(Data records)
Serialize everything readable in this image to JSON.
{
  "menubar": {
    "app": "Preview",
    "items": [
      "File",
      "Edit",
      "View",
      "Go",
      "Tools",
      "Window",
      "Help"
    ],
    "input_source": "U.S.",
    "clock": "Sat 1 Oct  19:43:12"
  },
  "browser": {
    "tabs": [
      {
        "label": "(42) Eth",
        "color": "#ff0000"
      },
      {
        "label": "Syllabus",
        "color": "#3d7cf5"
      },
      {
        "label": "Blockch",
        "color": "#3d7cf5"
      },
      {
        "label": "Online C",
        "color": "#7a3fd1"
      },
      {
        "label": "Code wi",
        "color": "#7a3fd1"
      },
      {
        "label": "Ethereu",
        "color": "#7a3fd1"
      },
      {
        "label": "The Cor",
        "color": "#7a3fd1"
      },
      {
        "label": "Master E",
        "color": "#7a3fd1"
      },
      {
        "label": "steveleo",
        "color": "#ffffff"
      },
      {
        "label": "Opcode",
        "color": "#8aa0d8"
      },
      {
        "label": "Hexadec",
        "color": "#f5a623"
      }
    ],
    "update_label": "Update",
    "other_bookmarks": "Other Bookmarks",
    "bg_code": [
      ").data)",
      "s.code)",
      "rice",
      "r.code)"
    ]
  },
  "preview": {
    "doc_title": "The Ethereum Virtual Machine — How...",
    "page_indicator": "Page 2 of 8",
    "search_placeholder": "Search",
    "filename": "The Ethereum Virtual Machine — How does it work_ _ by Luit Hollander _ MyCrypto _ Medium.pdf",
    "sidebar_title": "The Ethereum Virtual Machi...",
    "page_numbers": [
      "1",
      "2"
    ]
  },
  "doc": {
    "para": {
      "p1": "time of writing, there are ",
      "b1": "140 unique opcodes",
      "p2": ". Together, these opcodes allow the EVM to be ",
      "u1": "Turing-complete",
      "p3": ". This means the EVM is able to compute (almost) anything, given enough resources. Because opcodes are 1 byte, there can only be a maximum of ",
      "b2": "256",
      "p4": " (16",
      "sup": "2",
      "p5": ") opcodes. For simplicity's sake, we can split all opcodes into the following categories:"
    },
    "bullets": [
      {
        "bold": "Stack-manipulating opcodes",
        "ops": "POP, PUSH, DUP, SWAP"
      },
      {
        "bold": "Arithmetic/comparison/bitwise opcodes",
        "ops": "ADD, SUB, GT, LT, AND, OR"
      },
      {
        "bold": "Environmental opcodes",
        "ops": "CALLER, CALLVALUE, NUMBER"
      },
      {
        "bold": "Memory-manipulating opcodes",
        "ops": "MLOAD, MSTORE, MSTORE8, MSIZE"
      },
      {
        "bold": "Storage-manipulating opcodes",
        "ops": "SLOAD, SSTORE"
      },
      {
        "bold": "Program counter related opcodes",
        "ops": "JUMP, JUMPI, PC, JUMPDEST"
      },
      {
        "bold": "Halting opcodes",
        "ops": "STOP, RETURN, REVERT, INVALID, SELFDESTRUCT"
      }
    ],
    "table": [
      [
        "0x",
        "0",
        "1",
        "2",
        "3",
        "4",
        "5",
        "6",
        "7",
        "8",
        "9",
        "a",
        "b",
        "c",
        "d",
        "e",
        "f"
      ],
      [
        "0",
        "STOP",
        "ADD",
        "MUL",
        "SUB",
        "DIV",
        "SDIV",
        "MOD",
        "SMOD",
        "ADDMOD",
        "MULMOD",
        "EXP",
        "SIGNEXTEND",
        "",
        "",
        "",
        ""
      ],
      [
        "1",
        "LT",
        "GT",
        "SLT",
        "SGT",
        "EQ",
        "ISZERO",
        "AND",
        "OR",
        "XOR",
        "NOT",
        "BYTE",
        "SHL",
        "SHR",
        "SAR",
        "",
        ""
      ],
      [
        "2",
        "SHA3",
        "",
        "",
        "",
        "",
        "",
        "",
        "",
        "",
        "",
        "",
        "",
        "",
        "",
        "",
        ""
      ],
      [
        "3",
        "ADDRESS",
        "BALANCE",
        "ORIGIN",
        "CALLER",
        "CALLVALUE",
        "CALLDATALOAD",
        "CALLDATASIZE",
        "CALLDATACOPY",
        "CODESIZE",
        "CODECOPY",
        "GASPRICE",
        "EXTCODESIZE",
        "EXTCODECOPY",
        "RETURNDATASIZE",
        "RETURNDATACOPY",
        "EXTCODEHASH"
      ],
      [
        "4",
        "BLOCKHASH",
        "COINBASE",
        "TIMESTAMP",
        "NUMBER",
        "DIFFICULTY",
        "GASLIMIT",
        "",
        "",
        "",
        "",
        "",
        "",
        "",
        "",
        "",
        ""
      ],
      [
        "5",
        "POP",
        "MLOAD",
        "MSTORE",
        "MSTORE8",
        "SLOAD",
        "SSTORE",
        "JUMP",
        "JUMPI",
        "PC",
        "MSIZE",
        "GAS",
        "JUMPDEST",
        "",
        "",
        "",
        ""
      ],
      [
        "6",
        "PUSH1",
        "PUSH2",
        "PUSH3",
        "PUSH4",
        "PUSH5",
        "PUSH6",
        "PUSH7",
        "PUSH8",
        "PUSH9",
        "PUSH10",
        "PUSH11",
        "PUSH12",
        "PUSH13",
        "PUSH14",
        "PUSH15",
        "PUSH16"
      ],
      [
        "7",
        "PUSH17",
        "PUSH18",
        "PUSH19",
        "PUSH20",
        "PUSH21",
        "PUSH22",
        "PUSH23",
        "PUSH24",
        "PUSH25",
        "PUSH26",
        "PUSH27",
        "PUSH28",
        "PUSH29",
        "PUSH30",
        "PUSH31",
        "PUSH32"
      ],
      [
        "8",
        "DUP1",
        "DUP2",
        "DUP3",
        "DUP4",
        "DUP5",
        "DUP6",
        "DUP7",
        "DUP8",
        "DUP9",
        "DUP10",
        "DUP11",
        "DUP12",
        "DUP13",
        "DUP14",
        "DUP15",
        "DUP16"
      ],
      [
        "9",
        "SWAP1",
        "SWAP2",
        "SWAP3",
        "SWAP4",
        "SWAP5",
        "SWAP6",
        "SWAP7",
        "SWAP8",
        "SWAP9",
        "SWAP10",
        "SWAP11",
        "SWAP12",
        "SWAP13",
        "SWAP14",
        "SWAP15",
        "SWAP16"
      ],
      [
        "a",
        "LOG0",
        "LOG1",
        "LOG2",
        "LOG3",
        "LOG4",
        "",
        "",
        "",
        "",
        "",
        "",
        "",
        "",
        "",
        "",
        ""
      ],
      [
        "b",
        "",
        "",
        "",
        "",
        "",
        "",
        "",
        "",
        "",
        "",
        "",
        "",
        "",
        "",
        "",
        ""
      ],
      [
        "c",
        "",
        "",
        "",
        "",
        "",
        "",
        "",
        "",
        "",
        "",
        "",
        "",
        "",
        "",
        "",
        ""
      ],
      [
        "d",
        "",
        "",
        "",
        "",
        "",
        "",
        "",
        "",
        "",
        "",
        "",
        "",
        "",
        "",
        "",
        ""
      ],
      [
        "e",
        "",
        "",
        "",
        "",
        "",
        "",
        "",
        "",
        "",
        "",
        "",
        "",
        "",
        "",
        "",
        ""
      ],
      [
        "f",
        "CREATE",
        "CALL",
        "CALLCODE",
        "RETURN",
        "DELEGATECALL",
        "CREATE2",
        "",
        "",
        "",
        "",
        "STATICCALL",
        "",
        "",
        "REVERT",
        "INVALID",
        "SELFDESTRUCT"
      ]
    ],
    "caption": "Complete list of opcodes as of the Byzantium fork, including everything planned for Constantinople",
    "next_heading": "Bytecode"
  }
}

GIVEN REQUEST. Using the data above, reproduce every line exactly.

OUTPUT FOR THIS TASK.
Serialize everything readable in this image to JSON.
{
  "menubar": {
    "app": "Preview",
    "items": [
      "File",
      "Edit",
      "View",
      "Go",
      "Tools",
      "Window",
      "Help"
    ],
    "input_source": "U.S.",
    "clock": "Sat 1 Oct  19:43:12"
  },
  "browser": {
    "tabs": [
      {
        "label": "(42) Eth",
        "color": "#ff0000"
      },
      {
        "label": "Syllabus",
        "color": "#3d7cf5"
      },
      {
        "label": "Blockch",
        "color": "#3d7cf5"
      },
      {
        "label": "Online C",
        "color": "#7a3fd1"
      },
      {
        "label": "Code wi",
        "color": "#7a3fd1"
      },
      {
        "label": "Ethereu",
        "color": "#7a3fd1"
      },
      {
        "label": "The Cor",
        "color": "#7a3fd1"
      },
      {
        "label": "Master E",
        "color": "#7a3fd1"
      },
      {
        "label": "steveleo",
        "color": "#ffffff"
      },
      {
        "label": "Opcode",
        "color": "#8aa0d8"
      },
      {
        "label": "Hexadec",
        "color": "#f5a623"
      }
    ],
    "update_label": "Update",
    "other_bookmarks": "Other Bookmarks",
    "bg_code": [
      ").data)",
      "s.code)",
      "rice",
      "r.code)"
    ]
  },
  "preview": {
    "doc_title": "The Ethereum Virtual Machine — How...",
    "page_indicator": "Page 2 of 8",
    "search_placeholder": "Search",
    "filename": "The Ethereum Virtual Machine — How does it work_ _ by Luit Hollander _ MyCrypto _ Medium.pdf",
    "sidebar_title": "The Ethereum Virtual Machi...",
    "page_numbers": [
      "1",
      "2"
    ]
  },
  "doc": {
    "para": {
      "p1": "time of writing, there are ",
      "b1": "140 unique opcodes",
      "p2": ". Together, these opcodes allow the EVM to be ",
      "u1": "Turing-complete",
      "p3": ". This means the EVM is able to compute (almost) anything, given enough resources. Because opcodes are 1 byte, there can only be a maximum of ",
      "b2": "256",
      "p4": " (16",
      "sup": "2",
      "p5": ") opcodes. For simplicity's sake, we can split all opcodes into the following categories:"
    },
    "bullets": [
      {
        "bold": "Stack-manipulating opcodes",
        "ops": "POP, PUSH, DUP, SWAP"
      },
      {
        "bold": "Arithmetic/comparison/bitwise opcodes",
        "ops": "ADD, SUB, GT, LT, AND, OR"
      },
      {
        "bold": "Environmental opcodes",
        "ops": "CALLER, CALLVALUE, NUMBER"
      },
      {
        "bold": "Memory-manipulating opcodes",
        "ops": "MLOAD, MSTORE, MSTORE8, MSIZE"
      },
      {
        "bold": "Storage-manipulating opcodes",
        "ops": "SLOAD, SSTORE"
      },
      {
        "bold": "Program counter related opcodes",
        "ops": "JUMP, JUMPI, PC, JUMPDEST"
      },
      {
        "bold": "Halting opcodes",
        "ops": "STOP, RETURN, REVERT, INVALID, SELFDESTRUCT"
      }
    ],
    "table": [
      [
        "0x",
        "0",
        "1",
        "2",
        "3",
        "4",
        "5",
        "6",
        "7",
        "8",
        "9",
        "a",
        "b",
        "c",
        "d",
        "e",
        "f"
      ],
      [
        "0",
        "STOP",
        "ADD",
        "MUL",
        "SUB",
        "DIV",
        "SDIV",
        "MOD",
        "SMOD",
        "ADDMOD",
        "MULMOD",
        "EXP",
        "SIGNEXTEND",
        "",
        "",
        "",
        ""
      ],
      [
        "1",
        "LT",
        "GT",
        "SLT",
        "SGT",
        "EQ",
        "ISZERO",
        "AND",
        "OR",
        "XOR",
        "NOT",
        "BYTE",
        "SHL",
        "SHR",
        "SAR",
        "",
        ""
      ],
      [
        "2",
        "SHA3",
        "",
        "",
        "",
        "",
        "",
        "",
        "",
        "",
        "",
        "",
        "",
        "",
        "",
        "",
        ""
      ],
      [
        "3",
        "ADDRESS",
        "BALANCE",
        "ORIGIN",
        "CALLER",
        "CALLVALUE",
        "CALLDATALOAD",
        "CALLDATASIZE",
        "CALLDATACOPY",
        "CODESIZE",
        "CODECOPY",
        "GASPRICE",
        "EXTCODESIZE",
        "EXTCODECOPY",
        "RETURNDATASIZE",
        "RETURNDATACOPY",
        "EXTCODEHASH"
      ],
      [
        "4",
        "BLOCKHASH",
        "COINBASE",
        "TIMESTAMP",
        "NUMBER",
        "DIFFICULTY",
        "GASLIMIT",
        "",
        "",
        "",
        "",
        "",
        "",
        "",
        "",
        "",
        ""
      ],
      [
        "5",
        "POP",
        "MLOAD",
        "MSTORE",
        "MSTORE8",
        "SLOAD",
        "SSTORE",
        "JUMP",
        "JUMPI",
        "PC",
        "MSIZE",
        "GAS",
        "JUMPDEST",
        "",
        "",
        "",
        ""
      ],
      [
        "6",
        "PUSH1",
        "PUSH2",
        "PUSH3",
        "PUSH4",
        "PUSH5",
        "PUSH6",
        "PUSH7",
        "PUSH8",
        "PUSH9",
        "PUSH10",
        "PUSH11",
        "PUSH12",
        "PUSH13",
        "PUSH14",
        "PUSH15",
        "PUSH16"
      ],
      [
        "7",
        "PUSH17",
        "PUSH18",
        "PUSH19",
        "PUSH20",
        "PUSH21",
        "PUSH22",
        "PUSH23",
        "PUSH24",
        "PUSH25",
        "PUSH26",
        "PUSH27",
        "PUSH28",
        "PUSH29",
        "PUSH30",
        "PUSH31",
        "PUSH32"
      ],
      [
        "8",
        "DUP1",
        "DUP2",
        "DUP3",
        "DUP4",
        "DUP5",
        "DUP6",
        "DUP7",
        "DUP8",
        "DUP9",
        "DUP10",
        "DUP11",
        "DUP12",
        "DUP13",
        "DUP14",
        "DUP15",
        "DUP16"
      ],
      [
        "9",
        "SWAP1",
        "SWAP2",
        "SWAP3",
        "SWAP4",
        "SWAP5",
        "SWAP6",
        "SWAP7",
        "SWAP8",
        "SWAP9",
        "SWAP10",
        "SWAP11",
        "SWAP12",
        "SWAP13",
        "SWAP14",
        "SWAP15",
        "SWAP16"
      ],
      [
        "a",
        "LOG0",
        "LOG1",
        "LOG2",
        "LOG3",
        "LOG4",
        "",
        "",
        "",
        "",
        "",
        "",
        "",
        "",
        "",
        "",
        ""
      ],
      [
        "b",
        "",
        "",
        "",
        "",
        "",
        "",
        "",
        "",
        "",
        "",
        "",
        "",
        "",
        "",
        "",
        ""
      ],
      [
        "c",
        "",
        "",
        "",
        "",
        "",
        "",
        "",
        "",
        "",
        "",
        "",
        "",
        "",
        "",
        "",
        ""
      ],
      [
        "d",
        "",
        "",
        "",
        "",
        "",
        "",
        "",
        "",
        "",
        "",
        "",
        "",
        "",
        "",
        "",
        ""
      ],
      [
        "e",
        "",
        "",
        "",
        "",
        "",
        "",
        "",
        "",
        "",
        "",
        "",
        "",
        "",
        "",
        "",
        ""
      ],
      [
        "f",
        "CREATE",
        "CALL",
        "CALLCODE",
        "RETURN",
        "DELEGATECALL",
        "CREATE2",
        "",
        "",
        "",
        "",
        "STATICCALL",
        "",
        "",
        "REVERT",
        "INVALID",
        "SELFDESTRUCT"
      ]
    ],
    "caption": "Complete list of opcodes as of the Byzantium fork, including everything planned for Constantinople",
    "next_heading": "Bytecode"
  }
}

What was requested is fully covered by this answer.